>> begin
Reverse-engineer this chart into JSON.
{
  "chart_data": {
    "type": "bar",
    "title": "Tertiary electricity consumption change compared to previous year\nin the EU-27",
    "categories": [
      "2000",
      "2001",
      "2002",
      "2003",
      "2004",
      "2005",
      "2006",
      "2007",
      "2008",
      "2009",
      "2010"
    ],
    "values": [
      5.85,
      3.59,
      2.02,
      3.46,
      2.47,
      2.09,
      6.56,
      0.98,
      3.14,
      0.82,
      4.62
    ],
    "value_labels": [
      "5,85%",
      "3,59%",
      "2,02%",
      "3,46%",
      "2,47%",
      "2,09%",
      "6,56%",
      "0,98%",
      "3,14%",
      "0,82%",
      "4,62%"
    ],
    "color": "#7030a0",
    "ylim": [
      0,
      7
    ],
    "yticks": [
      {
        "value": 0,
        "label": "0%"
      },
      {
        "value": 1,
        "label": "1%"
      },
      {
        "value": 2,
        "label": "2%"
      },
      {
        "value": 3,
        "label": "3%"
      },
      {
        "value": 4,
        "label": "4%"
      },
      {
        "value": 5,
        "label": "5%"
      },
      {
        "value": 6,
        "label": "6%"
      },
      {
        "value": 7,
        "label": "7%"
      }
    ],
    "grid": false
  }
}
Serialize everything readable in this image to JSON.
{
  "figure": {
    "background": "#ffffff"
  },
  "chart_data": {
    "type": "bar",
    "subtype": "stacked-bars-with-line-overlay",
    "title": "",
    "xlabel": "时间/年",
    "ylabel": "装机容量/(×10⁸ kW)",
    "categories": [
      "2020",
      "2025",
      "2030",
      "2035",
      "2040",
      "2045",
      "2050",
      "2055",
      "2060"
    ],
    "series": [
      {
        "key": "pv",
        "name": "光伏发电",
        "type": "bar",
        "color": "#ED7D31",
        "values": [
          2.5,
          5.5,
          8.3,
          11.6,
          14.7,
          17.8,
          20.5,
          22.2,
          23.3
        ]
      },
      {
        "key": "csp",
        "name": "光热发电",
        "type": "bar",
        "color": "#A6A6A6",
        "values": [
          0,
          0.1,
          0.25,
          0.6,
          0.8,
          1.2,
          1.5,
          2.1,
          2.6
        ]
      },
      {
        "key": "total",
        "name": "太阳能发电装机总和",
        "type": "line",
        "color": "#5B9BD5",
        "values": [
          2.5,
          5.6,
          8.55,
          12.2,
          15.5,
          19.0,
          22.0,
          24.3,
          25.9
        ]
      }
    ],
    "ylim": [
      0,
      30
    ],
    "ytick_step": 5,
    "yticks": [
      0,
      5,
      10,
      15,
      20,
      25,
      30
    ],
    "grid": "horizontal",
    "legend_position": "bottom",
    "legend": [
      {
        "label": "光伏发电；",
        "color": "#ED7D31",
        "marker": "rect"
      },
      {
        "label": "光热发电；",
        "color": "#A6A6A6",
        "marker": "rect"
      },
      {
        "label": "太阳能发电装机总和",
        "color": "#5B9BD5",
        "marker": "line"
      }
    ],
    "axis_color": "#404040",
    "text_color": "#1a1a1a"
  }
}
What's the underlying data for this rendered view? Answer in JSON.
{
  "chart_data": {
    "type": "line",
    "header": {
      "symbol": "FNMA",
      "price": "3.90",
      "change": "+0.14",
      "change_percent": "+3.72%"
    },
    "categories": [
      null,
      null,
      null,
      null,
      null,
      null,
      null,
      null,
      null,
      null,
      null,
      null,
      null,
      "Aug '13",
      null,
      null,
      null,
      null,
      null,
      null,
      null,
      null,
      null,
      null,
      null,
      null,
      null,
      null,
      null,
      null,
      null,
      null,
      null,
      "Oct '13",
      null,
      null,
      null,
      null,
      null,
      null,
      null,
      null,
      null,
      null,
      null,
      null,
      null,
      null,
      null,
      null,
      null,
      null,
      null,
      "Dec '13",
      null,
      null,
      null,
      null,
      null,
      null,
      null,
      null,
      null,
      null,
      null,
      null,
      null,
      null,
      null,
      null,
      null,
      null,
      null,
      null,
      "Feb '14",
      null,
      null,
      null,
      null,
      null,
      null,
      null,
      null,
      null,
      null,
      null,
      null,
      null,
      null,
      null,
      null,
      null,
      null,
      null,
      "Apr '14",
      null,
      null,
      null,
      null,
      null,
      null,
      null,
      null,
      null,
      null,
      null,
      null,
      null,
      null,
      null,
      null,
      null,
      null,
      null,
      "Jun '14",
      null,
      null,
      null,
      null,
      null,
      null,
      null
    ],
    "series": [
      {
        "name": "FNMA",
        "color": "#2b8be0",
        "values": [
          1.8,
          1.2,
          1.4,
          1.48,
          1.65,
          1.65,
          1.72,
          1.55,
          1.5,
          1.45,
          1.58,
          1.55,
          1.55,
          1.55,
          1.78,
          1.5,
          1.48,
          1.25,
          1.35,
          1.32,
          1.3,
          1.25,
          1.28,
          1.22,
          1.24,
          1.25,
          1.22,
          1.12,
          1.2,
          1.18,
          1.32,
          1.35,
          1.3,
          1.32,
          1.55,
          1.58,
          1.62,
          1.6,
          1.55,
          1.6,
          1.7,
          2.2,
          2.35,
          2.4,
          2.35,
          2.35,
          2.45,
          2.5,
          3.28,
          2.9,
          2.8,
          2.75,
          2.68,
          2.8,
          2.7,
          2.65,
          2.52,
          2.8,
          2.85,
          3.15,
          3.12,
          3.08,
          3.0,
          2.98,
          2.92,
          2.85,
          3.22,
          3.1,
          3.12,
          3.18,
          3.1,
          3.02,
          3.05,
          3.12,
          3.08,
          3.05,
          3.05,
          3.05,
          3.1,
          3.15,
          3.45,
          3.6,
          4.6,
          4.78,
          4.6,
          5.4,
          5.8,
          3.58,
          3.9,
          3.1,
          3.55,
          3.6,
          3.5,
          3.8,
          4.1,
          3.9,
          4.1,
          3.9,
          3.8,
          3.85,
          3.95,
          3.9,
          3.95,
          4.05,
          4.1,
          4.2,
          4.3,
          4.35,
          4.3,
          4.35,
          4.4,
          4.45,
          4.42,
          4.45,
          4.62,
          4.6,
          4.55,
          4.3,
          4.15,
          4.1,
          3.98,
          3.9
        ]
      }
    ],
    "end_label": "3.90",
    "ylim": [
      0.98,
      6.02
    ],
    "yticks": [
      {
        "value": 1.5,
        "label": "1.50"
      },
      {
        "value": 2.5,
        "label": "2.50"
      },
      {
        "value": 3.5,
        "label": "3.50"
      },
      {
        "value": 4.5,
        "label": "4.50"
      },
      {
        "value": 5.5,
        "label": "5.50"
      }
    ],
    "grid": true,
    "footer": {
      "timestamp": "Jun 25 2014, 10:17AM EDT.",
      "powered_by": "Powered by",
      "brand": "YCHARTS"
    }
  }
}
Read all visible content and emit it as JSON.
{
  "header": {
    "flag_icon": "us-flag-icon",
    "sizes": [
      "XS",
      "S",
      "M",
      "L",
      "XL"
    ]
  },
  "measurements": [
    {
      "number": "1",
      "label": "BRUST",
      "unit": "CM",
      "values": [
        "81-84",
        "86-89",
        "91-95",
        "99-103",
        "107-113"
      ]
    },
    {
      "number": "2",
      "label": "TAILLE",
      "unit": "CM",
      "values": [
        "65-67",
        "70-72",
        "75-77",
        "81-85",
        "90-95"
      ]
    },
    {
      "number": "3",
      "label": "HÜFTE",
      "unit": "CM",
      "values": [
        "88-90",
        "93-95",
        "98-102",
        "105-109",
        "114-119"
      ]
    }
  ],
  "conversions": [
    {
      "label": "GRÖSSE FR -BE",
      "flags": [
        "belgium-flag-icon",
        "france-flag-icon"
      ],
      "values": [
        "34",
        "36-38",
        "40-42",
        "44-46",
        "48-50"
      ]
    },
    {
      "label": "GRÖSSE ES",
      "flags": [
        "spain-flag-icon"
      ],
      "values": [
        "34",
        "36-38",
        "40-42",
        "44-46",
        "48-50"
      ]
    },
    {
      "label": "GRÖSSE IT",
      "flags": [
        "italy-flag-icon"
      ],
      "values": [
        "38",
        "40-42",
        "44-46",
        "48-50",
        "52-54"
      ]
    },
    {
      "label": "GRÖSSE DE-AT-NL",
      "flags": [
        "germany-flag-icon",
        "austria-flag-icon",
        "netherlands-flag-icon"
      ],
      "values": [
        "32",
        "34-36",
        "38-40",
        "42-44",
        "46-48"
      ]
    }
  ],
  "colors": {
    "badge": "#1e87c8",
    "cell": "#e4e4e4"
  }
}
>> end
**SET EXERCISE:** Isolate each line of the listing above that includes "this". Copy it.

**WORKED SOLUTION:**
Reverse-engineer this chart into JSON.
Serialize everything readable in this image to JSON.
What's the underlying data for this rendered view? Answer in JSON.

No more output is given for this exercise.